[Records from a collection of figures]

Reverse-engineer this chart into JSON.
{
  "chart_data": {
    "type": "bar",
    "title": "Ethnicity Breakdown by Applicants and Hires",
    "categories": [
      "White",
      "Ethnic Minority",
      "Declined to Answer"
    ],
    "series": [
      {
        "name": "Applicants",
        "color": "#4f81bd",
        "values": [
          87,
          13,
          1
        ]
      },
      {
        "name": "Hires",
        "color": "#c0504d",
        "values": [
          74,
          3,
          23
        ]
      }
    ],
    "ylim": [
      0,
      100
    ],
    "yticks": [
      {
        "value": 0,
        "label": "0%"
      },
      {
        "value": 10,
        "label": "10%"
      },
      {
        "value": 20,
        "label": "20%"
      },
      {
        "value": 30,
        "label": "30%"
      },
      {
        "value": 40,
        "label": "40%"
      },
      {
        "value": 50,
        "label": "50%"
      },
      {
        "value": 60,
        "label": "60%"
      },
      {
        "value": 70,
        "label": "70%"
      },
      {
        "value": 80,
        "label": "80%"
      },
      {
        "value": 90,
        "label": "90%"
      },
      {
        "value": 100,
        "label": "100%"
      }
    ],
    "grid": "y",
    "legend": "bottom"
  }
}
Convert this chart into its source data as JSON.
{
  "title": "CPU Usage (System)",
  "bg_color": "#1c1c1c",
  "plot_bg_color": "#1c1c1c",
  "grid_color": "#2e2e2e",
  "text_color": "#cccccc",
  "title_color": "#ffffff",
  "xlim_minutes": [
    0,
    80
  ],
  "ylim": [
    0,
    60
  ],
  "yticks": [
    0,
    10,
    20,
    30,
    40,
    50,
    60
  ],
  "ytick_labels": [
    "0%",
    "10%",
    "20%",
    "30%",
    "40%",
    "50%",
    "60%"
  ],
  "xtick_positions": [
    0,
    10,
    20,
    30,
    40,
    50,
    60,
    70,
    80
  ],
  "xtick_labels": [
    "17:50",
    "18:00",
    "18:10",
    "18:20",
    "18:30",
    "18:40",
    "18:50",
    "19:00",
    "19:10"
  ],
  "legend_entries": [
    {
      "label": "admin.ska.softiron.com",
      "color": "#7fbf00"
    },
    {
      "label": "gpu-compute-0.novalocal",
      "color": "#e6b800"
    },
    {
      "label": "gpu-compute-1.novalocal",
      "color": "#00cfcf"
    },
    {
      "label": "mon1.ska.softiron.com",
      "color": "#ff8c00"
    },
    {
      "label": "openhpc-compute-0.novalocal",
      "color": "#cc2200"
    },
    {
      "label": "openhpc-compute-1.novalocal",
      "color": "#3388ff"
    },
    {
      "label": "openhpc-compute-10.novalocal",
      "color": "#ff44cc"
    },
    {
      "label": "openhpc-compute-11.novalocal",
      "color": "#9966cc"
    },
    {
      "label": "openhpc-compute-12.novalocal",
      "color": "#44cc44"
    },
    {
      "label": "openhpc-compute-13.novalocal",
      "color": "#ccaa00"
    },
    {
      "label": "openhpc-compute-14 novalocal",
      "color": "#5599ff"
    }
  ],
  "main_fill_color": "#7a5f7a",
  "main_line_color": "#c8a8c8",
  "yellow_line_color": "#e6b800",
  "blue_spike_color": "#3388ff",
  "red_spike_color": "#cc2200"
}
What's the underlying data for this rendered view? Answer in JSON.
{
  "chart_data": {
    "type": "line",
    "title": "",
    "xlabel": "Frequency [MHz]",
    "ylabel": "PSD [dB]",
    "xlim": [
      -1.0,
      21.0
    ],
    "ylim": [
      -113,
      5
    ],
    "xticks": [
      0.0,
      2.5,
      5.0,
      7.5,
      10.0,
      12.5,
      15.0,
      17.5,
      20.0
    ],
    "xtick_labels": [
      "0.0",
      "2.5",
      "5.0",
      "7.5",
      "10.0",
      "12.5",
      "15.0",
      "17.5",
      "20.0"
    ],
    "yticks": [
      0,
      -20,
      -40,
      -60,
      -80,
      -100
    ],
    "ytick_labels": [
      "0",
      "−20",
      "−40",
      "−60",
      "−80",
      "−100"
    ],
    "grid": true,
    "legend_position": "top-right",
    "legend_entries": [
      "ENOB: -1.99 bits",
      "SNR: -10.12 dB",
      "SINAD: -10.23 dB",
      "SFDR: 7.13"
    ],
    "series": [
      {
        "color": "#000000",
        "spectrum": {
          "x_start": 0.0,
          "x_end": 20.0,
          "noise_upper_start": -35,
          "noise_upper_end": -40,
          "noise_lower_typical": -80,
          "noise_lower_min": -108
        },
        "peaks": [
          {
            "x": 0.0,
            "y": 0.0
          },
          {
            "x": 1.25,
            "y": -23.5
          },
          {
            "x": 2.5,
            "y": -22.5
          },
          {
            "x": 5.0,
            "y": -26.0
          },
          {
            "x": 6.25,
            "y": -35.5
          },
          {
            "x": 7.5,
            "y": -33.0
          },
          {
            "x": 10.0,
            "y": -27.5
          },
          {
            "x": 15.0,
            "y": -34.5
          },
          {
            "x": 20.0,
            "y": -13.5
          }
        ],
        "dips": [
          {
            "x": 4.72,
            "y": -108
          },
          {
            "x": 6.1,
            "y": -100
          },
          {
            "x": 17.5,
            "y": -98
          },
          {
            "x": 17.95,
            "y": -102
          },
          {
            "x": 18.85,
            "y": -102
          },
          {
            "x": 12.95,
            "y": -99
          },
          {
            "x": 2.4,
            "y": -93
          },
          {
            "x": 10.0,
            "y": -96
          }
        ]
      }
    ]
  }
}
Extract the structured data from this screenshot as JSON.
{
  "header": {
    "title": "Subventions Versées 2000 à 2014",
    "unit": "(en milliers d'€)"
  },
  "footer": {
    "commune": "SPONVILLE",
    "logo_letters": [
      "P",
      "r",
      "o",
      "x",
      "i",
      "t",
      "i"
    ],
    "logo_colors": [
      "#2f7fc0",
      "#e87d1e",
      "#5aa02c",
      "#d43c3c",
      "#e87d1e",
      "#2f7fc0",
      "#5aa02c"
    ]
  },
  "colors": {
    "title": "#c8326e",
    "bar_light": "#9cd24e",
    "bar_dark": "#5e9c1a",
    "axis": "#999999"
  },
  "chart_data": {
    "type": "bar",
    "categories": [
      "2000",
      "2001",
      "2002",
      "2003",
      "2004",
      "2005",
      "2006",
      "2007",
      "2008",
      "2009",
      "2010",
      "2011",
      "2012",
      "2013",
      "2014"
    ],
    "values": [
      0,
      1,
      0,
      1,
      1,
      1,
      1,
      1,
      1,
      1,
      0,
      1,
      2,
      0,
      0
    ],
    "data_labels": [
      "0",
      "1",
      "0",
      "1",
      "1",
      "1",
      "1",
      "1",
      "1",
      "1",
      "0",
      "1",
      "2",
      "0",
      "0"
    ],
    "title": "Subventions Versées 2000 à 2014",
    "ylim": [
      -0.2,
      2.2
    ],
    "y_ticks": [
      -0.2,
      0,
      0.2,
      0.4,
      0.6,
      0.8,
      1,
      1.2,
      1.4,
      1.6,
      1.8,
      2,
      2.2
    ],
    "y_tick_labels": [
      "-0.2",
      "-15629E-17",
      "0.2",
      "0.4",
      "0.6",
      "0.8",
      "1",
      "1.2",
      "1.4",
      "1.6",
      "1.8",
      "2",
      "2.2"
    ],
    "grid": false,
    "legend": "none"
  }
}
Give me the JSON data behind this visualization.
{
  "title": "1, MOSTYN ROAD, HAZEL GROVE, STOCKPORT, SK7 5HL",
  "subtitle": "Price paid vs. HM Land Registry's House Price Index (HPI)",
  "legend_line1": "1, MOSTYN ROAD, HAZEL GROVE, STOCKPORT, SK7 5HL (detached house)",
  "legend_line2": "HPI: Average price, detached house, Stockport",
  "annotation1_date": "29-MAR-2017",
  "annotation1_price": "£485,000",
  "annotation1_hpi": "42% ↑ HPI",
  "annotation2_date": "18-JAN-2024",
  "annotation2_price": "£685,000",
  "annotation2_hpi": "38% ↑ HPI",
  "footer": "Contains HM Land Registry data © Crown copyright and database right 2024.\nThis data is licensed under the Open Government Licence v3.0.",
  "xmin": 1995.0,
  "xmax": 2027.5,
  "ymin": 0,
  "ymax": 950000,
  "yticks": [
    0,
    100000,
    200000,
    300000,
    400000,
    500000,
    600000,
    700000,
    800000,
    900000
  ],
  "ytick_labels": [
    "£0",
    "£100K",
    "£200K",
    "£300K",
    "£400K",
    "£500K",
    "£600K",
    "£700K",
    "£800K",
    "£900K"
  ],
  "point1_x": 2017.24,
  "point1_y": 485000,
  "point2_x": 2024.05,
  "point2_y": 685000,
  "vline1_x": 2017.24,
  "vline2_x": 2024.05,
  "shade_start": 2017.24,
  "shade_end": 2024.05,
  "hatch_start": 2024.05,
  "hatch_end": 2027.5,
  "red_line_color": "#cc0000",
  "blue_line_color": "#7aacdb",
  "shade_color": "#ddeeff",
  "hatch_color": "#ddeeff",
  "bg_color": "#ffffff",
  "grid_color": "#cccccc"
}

— WHAT THE TASK REQUIRES —
Find every line in the records that contains the word "Land"; copy those lines.

— COMPLETE RESPONSE —
  "subtitle": "Price paid vs. HM Land Registry's House Price Index (HPI)",
  "footer": "Contains HM Land Registry data © Crown copyright and database right 2024.\nThis data is licensed under the Open Government Licence v3.0.",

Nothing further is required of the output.